◆ Work to be completed: Count every line below that contains "xlabel", then state the total with no other output.

◆ Material for this task:
>>>

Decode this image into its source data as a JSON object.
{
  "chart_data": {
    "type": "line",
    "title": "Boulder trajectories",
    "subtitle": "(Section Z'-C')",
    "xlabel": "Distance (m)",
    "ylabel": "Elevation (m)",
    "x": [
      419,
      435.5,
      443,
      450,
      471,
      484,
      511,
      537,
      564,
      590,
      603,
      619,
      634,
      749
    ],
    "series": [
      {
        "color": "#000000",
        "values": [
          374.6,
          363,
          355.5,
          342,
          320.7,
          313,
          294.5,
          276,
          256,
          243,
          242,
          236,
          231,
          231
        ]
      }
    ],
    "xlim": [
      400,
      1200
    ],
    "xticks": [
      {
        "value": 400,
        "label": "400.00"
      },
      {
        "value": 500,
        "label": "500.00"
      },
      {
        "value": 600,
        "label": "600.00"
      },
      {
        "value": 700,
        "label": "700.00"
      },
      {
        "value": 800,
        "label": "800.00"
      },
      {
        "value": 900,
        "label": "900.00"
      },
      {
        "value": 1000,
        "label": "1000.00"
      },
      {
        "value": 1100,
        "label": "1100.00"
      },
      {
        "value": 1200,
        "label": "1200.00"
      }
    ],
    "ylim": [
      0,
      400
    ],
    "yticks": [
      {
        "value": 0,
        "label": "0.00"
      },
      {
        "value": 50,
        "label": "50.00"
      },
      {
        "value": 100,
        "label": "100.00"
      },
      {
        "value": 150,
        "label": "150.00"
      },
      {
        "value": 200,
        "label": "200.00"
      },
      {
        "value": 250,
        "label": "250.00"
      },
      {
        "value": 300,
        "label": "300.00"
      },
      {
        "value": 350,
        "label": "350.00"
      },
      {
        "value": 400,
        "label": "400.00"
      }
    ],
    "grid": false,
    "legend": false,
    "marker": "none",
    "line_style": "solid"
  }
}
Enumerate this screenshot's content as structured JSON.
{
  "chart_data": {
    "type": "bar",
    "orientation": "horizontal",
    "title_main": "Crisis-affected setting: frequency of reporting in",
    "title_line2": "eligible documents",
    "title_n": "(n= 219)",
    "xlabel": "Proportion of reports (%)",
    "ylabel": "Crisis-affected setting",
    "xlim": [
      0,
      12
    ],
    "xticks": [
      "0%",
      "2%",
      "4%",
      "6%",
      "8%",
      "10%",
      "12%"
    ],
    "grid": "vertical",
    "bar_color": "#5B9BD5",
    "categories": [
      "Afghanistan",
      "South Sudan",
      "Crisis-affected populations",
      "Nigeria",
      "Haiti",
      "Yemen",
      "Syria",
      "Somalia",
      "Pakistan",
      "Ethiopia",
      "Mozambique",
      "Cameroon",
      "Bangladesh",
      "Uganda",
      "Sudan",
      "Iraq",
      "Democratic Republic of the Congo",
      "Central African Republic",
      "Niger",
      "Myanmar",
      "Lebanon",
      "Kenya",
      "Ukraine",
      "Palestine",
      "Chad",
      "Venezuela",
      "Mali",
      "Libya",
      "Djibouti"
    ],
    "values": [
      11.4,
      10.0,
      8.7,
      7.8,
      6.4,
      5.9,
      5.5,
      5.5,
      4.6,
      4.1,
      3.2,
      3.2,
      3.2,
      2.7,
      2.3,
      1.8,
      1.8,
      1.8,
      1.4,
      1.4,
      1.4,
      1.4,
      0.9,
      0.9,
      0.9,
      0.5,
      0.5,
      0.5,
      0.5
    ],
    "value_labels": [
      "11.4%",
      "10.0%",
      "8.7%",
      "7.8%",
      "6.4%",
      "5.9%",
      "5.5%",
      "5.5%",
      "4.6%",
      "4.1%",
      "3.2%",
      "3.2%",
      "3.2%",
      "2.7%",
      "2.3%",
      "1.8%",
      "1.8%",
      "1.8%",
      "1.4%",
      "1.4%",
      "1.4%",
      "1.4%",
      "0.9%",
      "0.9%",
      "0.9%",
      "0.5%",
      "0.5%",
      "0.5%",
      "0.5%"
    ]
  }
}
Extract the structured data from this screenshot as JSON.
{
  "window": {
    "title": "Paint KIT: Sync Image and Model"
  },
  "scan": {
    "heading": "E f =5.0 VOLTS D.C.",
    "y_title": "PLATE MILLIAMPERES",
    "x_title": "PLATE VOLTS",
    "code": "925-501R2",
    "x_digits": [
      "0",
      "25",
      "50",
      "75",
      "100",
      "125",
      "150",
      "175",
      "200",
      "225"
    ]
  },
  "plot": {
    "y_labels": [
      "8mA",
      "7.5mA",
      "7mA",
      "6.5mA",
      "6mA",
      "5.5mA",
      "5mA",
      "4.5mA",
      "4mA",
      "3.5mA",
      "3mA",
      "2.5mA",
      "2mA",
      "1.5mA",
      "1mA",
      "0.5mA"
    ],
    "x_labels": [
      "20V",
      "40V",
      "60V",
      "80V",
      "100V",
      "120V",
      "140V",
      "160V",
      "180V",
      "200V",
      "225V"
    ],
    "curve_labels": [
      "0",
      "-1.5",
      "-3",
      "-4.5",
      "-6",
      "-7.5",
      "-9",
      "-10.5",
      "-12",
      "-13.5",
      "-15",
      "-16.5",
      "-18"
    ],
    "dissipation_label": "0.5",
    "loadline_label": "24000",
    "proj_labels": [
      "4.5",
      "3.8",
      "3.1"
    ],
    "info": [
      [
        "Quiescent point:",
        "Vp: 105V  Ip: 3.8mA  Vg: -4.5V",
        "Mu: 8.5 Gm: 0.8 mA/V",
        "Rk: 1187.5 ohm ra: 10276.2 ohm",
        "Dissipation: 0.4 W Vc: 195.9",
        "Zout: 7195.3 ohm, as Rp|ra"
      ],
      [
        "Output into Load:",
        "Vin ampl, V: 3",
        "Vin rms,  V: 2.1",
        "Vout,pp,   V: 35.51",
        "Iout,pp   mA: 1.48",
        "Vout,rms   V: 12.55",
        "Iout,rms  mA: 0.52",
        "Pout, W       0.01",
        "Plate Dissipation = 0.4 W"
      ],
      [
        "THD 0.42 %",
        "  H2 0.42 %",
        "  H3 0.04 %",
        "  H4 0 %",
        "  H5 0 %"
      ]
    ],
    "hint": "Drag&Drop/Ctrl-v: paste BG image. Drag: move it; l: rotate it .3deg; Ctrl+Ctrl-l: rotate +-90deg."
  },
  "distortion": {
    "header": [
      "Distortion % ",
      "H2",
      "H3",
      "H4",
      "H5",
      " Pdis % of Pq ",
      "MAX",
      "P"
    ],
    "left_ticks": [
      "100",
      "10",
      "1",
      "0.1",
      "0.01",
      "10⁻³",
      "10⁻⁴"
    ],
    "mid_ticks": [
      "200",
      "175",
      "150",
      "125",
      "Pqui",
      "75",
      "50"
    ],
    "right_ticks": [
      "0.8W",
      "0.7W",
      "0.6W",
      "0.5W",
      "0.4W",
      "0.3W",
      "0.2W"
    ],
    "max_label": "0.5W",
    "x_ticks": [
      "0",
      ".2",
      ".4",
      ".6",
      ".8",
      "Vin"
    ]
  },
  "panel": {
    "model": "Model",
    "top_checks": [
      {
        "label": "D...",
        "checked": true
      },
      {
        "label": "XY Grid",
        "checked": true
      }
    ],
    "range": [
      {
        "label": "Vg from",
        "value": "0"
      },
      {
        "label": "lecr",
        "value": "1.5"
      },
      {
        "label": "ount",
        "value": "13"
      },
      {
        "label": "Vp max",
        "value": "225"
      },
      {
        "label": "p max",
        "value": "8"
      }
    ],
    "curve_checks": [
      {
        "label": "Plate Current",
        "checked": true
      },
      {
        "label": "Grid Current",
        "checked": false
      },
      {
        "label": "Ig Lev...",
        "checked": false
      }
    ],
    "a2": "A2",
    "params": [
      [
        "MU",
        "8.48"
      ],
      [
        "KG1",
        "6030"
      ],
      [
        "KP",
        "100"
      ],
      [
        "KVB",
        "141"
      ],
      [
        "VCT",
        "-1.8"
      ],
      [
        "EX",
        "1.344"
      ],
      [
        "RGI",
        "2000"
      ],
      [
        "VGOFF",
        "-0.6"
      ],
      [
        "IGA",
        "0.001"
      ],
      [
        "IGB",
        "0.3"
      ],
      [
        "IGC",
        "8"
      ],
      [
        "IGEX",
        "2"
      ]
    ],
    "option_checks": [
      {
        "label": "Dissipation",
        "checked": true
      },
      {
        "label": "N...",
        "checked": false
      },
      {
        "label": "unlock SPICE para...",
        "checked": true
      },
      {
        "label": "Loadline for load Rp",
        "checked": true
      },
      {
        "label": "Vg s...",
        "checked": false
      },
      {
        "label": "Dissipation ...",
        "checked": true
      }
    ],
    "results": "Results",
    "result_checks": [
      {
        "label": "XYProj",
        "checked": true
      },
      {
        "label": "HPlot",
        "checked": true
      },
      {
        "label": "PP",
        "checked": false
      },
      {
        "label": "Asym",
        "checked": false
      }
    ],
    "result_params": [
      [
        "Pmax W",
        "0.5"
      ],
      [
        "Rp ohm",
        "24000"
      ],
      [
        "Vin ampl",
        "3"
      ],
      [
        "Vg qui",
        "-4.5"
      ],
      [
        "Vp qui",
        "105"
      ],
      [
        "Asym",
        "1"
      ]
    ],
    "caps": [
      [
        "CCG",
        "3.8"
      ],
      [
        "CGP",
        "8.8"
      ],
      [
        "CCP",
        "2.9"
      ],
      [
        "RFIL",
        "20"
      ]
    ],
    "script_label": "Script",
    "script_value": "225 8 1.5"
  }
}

<<<

◆ Expected answer: 2